--- Records to use ---
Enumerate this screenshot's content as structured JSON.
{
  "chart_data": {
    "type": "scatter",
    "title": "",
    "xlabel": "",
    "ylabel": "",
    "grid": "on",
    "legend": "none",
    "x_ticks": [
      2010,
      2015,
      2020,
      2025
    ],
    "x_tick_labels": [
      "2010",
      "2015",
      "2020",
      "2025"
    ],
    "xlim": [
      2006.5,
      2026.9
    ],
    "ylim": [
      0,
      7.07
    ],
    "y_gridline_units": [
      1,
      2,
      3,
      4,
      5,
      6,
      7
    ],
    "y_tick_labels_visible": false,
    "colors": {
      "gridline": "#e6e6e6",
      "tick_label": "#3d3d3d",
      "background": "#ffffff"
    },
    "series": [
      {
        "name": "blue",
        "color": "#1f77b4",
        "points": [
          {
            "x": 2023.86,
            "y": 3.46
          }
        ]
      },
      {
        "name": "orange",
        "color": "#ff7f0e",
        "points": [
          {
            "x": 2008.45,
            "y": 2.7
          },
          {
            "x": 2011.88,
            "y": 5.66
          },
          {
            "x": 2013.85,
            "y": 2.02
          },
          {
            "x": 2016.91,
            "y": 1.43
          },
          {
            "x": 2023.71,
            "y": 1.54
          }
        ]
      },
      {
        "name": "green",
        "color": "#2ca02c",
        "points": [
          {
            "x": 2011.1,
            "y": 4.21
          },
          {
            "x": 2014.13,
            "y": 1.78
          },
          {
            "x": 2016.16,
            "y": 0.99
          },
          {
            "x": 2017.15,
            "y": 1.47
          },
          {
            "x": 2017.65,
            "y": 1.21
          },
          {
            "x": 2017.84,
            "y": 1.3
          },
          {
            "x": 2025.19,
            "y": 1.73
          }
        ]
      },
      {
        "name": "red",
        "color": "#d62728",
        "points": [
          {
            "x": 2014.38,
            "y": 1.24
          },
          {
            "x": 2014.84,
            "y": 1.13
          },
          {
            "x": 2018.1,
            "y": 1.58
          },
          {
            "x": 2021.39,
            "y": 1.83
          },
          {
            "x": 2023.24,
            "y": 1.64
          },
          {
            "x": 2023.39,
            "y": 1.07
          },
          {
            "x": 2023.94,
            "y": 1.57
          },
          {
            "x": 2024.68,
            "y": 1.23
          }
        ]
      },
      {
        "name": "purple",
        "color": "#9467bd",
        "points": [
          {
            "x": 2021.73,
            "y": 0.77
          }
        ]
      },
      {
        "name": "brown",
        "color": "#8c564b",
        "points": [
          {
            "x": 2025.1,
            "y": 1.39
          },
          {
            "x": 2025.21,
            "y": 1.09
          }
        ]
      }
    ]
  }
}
---
* _Aim of the task_
Write out the data exactly as it stands.

* _Task answer_
Enumerate this screenshot's content as structured JSON.
{
  "chart_data": {
    "type": "scatter",
    "title": "",
    "xlabel": "",
    "ylabel": "",
    "grid": "on",
    "legend": "none",
    "x_ticks": [
      2010,
      2015,
      2020,
      2025
    ],
    "x_tick_labels": [
      "2010",
      "2015",
      "2020",
      "2025"
    ],
    "xlim": [
      2006.5,
      2026.9
    ],
    "ylim": [
      0,
      7.07
    ],
    "y_gridline_units": [
      1,
      2,
      3,
      4,
      5,
      6,
      7
    ],
    "y_tick_labels_visible": false,
    "colors": {
      "gridline": "#e6e6e6",
      "tick_label": "#3d3d3d",
      "background": "#ffffff"
    },
    "series": [
      {
        "name": "blue",
        "color": "#1f77b4",
        "points": [
          {
            "x": 2023.86,
            "y": 3.46
          }
        ]
      },
      {
        "name": "orange",
        "color": "#ff7f0e",
        "points": [
          {
            "x": 2008.45,
            "y": 2.7
          },
          {
            "x": 2011.88,
            "y": 5.66
          },
          {
            "x": 2013.85,
            "y": 2.02
          },
          {
            "x": 2016.91,
            "y": 1.43
          },
          {
            "x": 2023.71,
            "y": 1.54
          }
        ]
      },
      {
        "name": "green",
        "color": "#2ca02c",
        "points": [
          {
            "x": 2011.1,
            "y": 4.21
          },
          {
            "x": 2014.13,
            "y": 1.78
          },
          {
            "x": 2016.16,
            "y": 0.99
          },
          {
            "x": 2017.15,
            "y": 1.47
          },
          {
            "x": 2017.65,
            "y": 1.21
          },
          {
            "x": 2017.84,
            "y": 1.3
          },
          {
            "x": 2025.19,
            "y": 1.73
          }
        ]
      },
      {
        "name": "red",
        "color": "#d62728",
        "points": [
          {
            "x": 2014.38,
            "y": 1.24
          },
          {
            "x": 2014.84,
            "y": 1.13
          },
          {
            "x": 2018.1,
            "y": 1.58
          },
          {
            "x": 2021.39,
            "y": 1.83
          },
          {
            "x": 2023.24,
            "y": 1.64
          },
          {
            "x": 2023.39,
            "y": 1.07
          },
          {
            "x": 2023.94,
            "y": 1.57
          },
          {
            "x": 2024.68,
            "y": 1.23
          }
        ]
      },
      {
        "name": "purple",
        "color": "#9467bd",
        "points": [
          {
            "x": 2021.73,
            "y": 0.77
          }
        ]
      },
      {
        "name": "brown",
        "color": "#8c564b",
        "points": [
          {
            "x": 2025.1,
            "y": 1.39
          },
          {
            "x": 2025.21,
            "y": 1.09
          }
        ]
      }
    ]
  }
}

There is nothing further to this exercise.